** BEGIN Records to process **
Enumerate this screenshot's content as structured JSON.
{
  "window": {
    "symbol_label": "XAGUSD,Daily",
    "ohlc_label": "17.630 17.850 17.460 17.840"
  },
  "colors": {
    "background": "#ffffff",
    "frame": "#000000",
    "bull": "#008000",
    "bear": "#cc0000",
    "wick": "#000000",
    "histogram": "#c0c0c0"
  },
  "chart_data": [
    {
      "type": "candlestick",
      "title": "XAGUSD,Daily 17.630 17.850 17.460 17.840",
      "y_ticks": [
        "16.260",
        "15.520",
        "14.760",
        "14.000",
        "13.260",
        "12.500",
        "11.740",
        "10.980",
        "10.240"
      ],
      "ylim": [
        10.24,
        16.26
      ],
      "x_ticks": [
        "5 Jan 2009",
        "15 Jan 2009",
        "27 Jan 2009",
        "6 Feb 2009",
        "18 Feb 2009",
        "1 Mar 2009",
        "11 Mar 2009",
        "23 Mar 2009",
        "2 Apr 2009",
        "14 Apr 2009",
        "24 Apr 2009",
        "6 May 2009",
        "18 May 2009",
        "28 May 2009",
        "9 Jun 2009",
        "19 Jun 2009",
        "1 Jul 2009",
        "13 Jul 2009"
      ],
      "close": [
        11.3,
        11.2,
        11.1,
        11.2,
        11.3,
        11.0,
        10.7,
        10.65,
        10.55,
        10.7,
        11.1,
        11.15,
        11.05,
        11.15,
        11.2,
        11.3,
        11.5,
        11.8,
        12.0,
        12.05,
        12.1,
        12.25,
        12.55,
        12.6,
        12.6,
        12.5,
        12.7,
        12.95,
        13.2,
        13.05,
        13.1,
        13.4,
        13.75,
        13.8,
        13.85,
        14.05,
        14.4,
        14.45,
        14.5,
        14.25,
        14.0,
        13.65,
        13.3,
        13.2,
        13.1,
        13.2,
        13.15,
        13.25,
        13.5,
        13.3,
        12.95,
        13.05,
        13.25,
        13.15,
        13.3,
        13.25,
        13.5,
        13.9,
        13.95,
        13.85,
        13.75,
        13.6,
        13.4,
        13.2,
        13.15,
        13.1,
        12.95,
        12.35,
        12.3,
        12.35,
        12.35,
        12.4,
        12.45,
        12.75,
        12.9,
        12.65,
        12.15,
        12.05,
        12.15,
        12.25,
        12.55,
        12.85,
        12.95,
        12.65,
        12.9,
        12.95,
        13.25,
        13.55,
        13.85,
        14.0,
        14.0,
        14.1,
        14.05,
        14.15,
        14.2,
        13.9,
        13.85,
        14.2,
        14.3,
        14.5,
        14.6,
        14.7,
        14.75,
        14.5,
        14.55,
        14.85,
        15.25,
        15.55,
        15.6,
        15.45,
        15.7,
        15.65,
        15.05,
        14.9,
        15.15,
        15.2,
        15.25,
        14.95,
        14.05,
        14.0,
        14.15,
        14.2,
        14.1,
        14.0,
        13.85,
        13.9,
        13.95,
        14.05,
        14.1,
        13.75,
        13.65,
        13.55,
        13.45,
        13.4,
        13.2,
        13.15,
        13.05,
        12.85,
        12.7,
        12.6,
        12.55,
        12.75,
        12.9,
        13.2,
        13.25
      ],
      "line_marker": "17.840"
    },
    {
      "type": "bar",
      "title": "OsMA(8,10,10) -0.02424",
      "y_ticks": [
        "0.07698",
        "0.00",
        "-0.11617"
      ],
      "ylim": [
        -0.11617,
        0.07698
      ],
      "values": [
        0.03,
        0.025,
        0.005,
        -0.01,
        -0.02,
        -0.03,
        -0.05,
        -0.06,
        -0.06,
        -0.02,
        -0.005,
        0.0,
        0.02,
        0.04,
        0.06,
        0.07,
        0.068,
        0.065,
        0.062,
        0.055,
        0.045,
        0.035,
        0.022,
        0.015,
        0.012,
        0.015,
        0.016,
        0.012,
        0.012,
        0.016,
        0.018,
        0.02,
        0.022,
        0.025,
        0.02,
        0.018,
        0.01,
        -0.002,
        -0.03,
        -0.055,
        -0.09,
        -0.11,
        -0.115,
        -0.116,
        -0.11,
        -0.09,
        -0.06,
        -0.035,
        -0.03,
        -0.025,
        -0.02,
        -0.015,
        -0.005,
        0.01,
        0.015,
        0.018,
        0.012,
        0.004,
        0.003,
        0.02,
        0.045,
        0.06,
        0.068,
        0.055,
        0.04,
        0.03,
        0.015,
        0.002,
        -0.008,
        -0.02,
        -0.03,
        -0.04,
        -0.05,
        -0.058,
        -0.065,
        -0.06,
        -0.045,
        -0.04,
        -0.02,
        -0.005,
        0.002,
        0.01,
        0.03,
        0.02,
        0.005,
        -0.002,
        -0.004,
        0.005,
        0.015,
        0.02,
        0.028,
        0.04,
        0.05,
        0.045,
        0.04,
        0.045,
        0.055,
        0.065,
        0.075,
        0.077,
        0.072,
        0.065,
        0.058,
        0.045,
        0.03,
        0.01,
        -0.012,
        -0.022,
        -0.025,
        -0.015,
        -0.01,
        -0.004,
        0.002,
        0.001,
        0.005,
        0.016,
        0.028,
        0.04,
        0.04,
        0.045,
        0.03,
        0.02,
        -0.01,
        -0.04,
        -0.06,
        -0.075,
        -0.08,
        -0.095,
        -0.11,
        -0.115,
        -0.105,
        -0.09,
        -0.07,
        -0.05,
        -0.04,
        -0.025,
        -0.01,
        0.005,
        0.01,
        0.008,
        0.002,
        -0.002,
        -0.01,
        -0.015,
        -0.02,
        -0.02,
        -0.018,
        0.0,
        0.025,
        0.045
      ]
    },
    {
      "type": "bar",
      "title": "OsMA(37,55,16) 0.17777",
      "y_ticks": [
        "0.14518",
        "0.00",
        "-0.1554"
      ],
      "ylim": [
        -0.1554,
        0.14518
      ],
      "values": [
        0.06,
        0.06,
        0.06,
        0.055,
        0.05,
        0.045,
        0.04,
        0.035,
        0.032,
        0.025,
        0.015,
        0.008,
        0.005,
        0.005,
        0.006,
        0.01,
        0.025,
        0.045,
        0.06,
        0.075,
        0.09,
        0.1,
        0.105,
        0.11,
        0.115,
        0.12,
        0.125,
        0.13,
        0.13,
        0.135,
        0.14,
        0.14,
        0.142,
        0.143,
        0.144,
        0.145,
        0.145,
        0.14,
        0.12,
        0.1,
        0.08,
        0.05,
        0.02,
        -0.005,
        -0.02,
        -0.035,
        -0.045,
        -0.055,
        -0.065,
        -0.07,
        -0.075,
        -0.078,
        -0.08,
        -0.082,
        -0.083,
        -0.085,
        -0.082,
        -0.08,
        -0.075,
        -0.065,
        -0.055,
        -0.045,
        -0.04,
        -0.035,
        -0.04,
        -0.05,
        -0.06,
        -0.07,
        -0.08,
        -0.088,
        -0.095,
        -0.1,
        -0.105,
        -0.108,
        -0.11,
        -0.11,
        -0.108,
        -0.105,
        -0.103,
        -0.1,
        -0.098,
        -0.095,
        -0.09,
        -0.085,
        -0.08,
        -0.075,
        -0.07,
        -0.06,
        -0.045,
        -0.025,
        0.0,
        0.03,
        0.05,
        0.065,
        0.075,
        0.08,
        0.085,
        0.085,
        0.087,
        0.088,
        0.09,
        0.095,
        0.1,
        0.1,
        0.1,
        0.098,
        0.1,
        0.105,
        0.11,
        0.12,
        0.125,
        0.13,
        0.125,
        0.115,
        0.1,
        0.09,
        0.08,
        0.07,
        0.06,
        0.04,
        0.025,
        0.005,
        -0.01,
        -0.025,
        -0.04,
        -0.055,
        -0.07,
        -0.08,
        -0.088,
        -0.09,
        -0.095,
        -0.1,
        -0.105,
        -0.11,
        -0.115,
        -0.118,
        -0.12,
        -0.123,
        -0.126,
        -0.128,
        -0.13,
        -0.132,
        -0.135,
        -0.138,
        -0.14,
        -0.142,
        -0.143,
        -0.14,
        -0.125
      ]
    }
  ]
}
** END Records to process **
■ **Task directions**
Pick out every line above that contains the word "OsMA" and copy it.

■ **Result of this task**
      "title": "OsMA(8,10,10) -0.02424",
      "title": "OsMA(37,55,16) 0.17777",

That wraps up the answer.